=== Working data ===

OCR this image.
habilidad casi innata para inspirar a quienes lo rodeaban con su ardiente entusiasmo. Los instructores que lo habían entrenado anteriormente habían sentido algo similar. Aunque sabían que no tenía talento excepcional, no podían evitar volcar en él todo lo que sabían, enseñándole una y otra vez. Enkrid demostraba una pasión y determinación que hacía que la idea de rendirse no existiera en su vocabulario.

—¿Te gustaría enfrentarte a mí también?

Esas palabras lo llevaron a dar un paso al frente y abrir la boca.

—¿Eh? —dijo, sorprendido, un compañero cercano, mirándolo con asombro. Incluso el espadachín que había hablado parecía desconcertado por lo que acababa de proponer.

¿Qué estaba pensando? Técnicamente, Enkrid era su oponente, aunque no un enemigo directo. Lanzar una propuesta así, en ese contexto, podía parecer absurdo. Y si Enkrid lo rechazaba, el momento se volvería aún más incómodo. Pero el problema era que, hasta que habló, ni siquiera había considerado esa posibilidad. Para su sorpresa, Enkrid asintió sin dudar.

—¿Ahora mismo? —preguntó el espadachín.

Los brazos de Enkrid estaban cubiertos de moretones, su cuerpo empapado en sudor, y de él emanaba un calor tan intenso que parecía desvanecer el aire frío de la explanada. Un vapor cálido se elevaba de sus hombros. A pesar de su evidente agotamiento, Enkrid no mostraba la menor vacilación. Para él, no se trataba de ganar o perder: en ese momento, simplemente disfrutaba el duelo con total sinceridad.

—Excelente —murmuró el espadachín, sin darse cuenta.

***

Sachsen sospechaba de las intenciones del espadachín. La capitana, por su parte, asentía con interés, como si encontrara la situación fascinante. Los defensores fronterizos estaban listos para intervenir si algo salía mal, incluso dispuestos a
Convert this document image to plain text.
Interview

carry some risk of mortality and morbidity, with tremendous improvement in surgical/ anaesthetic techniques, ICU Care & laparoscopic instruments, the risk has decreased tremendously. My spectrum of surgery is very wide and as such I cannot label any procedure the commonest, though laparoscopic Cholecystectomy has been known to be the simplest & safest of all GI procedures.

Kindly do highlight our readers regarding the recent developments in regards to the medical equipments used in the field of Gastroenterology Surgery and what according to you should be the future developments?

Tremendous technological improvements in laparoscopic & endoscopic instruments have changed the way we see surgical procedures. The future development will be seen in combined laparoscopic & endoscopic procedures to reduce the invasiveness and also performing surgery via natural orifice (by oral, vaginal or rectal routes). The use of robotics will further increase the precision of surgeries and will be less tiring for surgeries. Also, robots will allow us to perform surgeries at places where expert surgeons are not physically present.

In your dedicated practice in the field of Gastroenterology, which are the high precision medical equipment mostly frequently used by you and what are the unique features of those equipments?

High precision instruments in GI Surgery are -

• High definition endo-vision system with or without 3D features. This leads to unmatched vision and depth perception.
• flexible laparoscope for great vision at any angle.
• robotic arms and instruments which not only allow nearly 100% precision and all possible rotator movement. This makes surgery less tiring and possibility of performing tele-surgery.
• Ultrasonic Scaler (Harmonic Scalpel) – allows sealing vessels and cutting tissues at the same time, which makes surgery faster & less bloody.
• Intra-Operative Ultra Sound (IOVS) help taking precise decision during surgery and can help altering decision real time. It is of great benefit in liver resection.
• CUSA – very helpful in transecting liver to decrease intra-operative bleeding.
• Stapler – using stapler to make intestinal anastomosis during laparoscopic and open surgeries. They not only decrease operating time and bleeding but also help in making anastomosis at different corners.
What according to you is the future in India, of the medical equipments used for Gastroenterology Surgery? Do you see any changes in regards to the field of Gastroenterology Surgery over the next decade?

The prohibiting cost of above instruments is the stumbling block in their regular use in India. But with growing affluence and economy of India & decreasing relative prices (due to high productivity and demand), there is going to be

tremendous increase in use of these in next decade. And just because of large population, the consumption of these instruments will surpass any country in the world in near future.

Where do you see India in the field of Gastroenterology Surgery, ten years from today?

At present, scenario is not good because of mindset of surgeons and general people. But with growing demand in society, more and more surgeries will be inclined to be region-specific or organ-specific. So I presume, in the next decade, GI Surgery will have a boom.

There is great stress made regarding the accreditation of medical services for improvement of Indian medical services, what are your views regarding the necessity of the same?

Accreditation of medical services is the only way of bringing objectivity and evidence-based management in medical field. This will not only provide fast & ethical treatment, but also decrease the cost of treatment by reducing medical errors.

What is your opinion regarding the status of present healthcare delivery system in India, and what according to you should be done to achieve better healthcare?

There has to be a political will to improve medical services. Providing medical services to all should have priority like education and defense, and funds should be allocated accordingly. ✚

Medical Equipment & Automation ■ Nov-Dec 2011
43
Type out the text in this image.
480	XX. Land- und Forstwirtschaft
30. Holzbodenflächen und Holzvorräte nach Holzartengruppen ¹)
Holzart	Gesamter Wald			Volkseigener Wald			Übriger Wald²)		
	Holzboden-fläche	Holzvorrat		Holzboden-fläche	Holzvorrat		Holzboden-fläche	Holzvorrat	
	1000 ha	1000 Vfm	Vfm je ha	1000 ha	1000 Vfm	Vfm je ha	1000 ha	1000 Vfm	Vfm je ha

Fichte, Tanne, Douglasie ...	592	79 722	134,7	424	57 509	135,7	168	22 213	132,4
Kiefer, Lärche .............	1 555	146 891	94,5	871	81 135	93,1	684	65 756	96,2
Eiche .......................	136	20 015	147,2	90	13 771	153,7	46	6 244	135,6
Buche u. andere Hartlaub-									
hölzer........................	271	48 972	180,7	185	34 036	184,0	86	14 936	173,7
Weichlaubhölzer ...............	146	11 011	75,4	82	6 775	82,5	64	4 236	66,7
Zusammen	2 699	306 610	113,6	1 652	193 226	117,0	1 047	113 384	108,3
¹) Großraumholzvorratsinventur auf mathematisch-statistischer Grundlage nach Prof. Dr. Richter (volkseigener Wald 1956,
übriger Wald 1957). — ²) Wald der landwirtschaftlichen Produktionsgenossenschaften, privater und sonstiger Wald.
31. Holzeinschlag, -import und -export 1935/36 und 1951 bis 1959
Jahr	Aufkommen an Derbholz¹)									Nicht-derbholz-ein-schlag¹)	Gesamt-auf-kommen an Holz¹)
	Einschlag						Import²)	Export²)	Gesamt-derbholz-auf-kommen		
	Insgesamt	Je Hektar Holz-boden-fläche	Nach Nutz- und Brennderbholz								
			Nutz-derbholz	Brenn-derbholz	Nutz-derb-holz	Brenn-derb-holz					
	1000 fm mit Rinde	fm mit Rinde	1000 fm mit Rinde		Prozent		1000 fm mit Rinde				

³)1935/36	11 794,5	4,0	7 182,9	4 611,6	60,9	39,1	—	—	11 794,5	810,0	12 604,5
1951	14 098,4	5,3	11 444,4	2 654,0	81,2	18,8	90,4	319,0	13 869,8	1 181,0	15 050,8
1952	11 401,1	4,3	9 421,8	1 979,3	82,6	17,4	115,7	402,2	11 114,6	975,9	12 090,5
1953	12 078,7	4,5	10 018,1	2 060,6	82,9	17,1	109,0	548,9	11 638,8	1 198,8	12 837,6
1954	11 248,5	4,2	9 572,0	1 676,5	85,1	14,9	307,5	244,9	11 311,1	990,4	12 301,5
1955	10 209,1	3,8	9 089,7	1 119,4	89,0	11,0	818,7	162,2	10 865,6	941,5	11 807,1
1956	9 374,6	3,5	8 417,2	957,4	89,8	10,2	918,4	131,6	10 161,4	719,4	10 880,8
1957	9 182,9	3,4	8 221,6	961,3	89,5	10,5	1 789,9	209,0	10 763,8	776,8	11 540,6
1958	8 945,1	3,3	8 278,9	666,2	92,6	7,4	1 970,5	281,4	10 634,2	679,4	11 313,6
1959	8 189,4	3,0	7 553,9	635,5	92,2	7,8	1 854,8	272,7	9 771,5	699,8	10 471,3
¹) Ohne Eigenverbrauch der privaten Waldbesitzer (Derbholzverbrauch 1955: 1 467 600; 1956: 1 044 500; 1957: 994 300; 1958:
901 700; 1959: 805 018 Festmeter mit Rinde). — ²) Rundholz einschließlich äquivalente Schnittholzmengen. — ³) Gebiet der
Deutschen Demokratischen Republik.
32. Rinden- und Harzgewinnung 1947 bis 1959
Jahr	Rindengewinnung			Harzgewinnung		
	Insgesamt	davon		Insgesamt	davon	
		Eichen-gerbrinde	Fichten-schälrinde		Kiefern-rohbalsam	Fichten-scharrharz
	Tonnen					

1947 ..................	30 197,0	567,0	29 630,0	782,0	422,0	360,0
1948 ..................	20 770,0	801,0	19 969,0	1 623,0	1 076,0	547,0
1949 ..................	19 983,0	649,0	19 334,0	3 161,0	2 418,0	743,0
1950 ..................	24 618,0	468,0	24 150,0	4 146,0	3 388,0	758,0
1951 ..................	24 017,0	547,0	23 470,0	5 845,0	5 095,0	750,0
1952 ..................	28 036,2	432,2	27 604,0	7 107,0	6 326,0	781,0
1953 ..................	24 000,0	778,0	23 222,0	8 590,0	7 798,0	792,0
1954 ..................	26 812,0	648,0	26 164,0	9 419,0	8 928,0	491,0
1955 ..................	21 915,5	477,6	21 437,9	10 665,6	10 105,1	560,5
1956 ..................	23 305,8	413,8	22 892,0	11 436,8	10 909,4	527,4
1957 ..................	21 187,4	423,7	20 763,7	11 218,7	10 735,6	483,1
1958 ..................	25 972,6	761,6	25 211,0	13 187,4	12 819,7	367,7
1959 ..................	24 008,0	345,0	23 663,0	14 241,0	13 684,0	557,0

===

Read through the lines above and collect those that contain the string "Insgesamt".

	Insgesamt	Je Hektar Holz-boden-fläche	Nach Nutz- und Brennderbholz								
	Insgesamt	davon		Insgesamt	davon	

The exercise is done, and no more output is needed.